**TASK INSTRUCTIONS:** Print the listing below in its entirety, character for character.

**THE DATA:**

········

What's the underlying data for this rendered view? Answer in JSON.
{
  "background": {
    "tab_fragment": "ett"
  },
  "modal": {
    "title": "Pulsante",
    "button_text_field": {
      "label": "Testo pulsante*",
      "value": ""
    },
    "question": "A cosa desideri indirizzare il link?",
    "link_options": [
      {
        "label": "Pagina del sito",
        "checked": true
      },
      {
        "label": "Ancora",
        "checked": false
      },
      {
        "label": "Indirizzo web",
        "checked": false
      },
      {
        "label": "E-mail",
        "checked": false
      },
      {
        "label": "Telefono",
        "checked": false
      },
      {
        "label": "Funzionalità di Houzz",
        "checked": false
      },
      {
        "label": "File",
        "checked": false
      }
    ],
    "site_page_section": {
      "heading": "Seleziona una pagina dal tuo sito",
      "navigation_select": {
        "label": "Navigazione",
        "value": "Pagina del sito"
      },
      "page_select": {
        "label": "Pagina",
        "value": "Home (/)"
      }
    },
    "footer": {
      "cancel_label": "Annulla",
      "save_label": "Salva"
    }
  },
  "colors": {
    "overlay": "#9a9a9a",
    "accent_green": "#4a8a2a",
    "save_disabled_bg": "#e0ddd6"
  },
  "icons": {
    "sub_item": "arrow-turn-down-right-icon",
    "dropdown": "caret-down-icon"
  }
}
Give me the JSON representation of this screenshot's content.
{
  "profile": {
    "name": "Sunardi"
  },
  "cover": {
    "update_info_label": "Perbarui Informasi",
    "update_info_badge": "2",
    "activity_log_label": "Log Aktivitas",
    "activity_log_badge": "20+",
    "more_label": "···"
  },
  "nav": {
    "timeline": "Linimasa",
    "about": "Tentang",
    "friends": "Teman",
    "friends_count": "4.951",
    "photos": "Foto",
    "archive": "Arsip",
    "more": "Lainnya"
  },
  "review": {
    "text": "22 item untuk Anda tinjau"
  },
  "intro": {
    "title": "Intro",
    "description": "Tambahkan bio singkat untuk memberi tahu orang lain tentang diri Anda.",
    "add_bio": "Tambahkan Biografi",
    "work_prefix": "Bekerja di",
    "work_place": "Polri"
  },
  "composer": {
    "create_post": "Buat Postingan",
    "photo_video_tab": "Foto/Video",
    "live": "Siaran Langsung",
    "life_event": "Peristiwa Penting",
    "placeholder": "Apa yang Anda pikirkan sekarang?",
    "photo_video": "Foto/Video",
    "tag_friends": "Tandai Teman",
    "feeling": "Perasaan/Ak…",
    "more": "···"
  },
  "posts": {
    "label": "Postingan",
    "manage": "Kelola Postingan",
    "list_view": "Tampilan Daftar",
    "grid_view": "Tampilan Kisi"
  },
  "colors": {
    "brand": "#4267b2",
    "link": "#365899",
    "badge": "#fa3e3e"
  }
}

········

**ANSWER TO THIS TASK:**
What's the underlying data for this rendered view? Answer in JSON.
{
  "background": {
    "tab_fragment": "ett"
  },
  "modal": {
    "title": "Pulsante",
    "button_text_field": {
      "label": "Testo pulsante*",
      "value": ""
    },
    "question": "A cosa desideri indirizzare il link?",
    "link_options": [
      {
        "label": "Pagina del sito",
        "checked": true
      },
      {
        "label": "Ancora",
        "checked": false
      },
      {
        "label": "Indirizzo web",
        "checked": false
      },
      {
        "label": "E-mail",
        "checked": false
      },
      {
        "label": "Telefono",
        "checked": false
      },
      {
        "label": "Funzionalità di Houzz",
        "checked": false
      },
      {
        "label": "File",
        "checked": false
      }
    ],
    "site_page_section": {
      "heading": "Seleziona una pagina dal tuo sito",
      "navigation_select": {
        "label": "Navigazione",
        "value": "Pagina del sito"
      },
      "page_select": {
        "label": "Pagina",
        "value": "Home (/)"
      }
    },
    "footer": {
      "cancel_label": "Annulla",
      "save_label": "Salva"
    }
  },
  "colors": {
    "overlay": "#9a9a9a",
    "accent_green": "#4a8a2a",
    "save_disabled_bg": "#e0ddd6"
  },
  "icons": {
    "sub_item": "arrow-turn-down-right-icon",
    "dropdown": "caret-down-icon"
  }
}
Give me the JSON representation of this screenshot's content.
{
  "profile": {
    "name": "Sunardi"
  },
  "cover": {
    "update_info_label": "Perbarui Informasi",
    "update_info_badge": "2",
    "activity_log_label": "Log Aktivitas",
    "activity_log_badge": "20+",
    "more_label": "···"
  },
  "nav": {
    "timeline": "Linimasa",
    "about": "Tentang",
    "friends": "Teman",
    "friends_count": "4.951",
    "photos": "Foto",
    "archive": "Arsip",
    "more": "Lainnya"
  },
  "review": {
    "text": "22 item untuk Anda tinjau"
  },
  "intro": {
    "title": "Intro",
    "description": "Tambahkan bio singkat untuk memberi tahu orang lain tentang diri Anda.",
    "add_bio": "Tambahkan Biografi",
    "work_prefix": "Bekerja di",
    "work_place": "Polri"
  },
  "composer": {
    "create_post": "Buat Postingan",
    "photo_video_tab": "Foto/Video",
    "live": "Siaran Langsung",
    "life_event": "Peristiwa Penting",
    "placeholder": "Apa yang Anda pikirkan sekarang?",
    "photo_video": "Foto/Video",
    "tag_friends": "Tandai Teman",
    "feeling": "Perasaan/Ak…",
    "more": "···"
  },
  "posts": {
    "label": "Postingan",
    "manage": "Kelola Postingan",
    "list_view": "Tampilan Daftar",
    "grid_view": "Tampilan Kisi"
  },
  "colors": {
    "brand": "#4267b2",
    "link": "#365899",
    "badge": "#fa3e3e"
  }
}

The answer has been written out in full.